What is needed: Restate the data exactly as given and keep the pictures out.

— start of Data in this exercise —

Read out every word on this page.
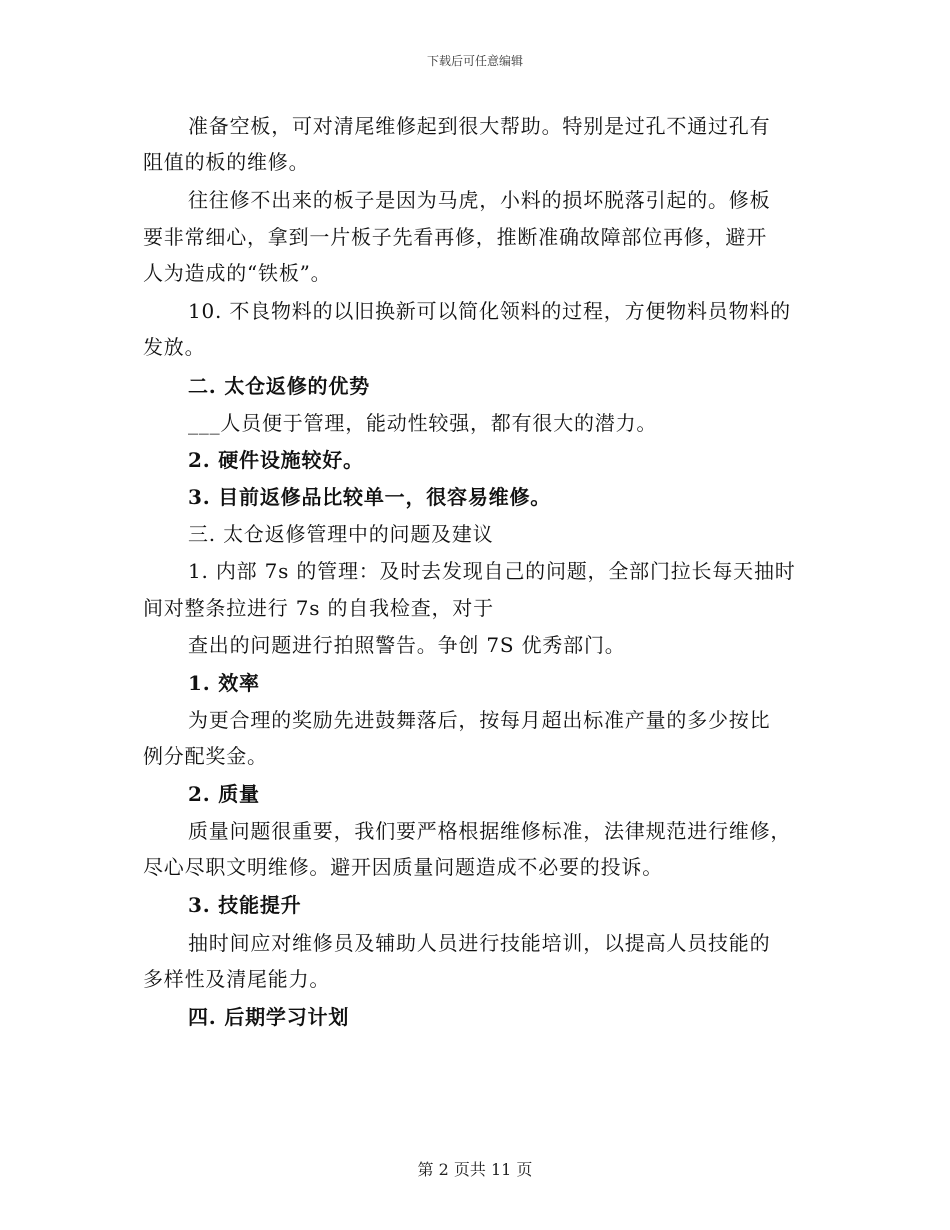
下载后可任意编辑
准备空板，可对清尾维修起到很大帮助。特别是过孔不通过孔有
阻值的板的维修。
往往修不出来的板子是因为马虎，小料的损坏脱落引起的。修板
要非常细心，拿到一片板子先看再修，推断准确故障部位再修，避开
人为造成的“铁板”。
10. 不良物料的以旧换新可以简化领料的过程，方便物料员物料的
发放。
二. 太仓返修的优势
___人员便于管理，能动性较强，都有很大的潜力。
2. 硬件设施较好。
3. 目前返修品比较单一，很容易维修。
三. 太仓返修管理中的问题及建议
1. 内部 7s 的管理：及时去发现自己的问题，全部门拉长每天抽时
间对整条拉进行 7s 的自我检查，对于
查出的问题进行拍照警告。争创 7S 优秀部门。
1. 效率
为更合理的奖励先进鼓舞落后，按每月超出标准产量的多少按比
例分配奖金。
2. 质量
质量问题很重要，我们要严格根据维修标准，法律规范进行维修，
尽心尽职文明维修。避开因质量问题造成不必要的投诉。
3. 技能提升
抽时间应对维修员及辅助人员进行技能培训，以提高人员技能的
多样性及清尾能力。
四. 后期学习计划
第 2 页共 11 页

— end of Data in this exercise —

Written solution:
Read out every word on this page.
下载后可任意编辑
准备空板，可对清尾维修起到很大帮助。特别是过孔不通过孔有
阻值的板的维修。
往往修不出来的板子是因为马虎，小料的损坏脱落引起的。修板
要非常细心，拿到一片板子先看再修，推断准确故障部位再修，避开
人为造成的“铁板”。
10. 不良物料的以旧换新可以简化领料的过程，方便物料员物料的
发放。
二. 太仓返修的优势
___人员便于管理，能动性较强，都有很大的潜力。
2. 硬件设施较好。
3. 目前返修品比较单一，很容易维修。
三. 太仓返修管理中的问题及建议
1. 内部 7s 的管理：及时去发现自己的问题，全部门拉长每天抽时
间对整条拉进行 7s 的自我检查，对于
查出的问题进行拍照警告。争创 7S 优秀部门。
1. 效率
为更合理的奖励先进鼓舞落后，按每月超出标准产量的多少按比
例分配奖金。
2. 质量
质量问题很重要，我们要严格根据维修标准，法律规范进行维修，
尽心尽职文明维修。避开因质量问题造成不必要的投诉。
3. 技能提升
抽时间应对维修员及辅助人员进行技能培训，以提高人员技能的
多样性及清尾能力。
四. 后期学习计划
第 2 页共 11 页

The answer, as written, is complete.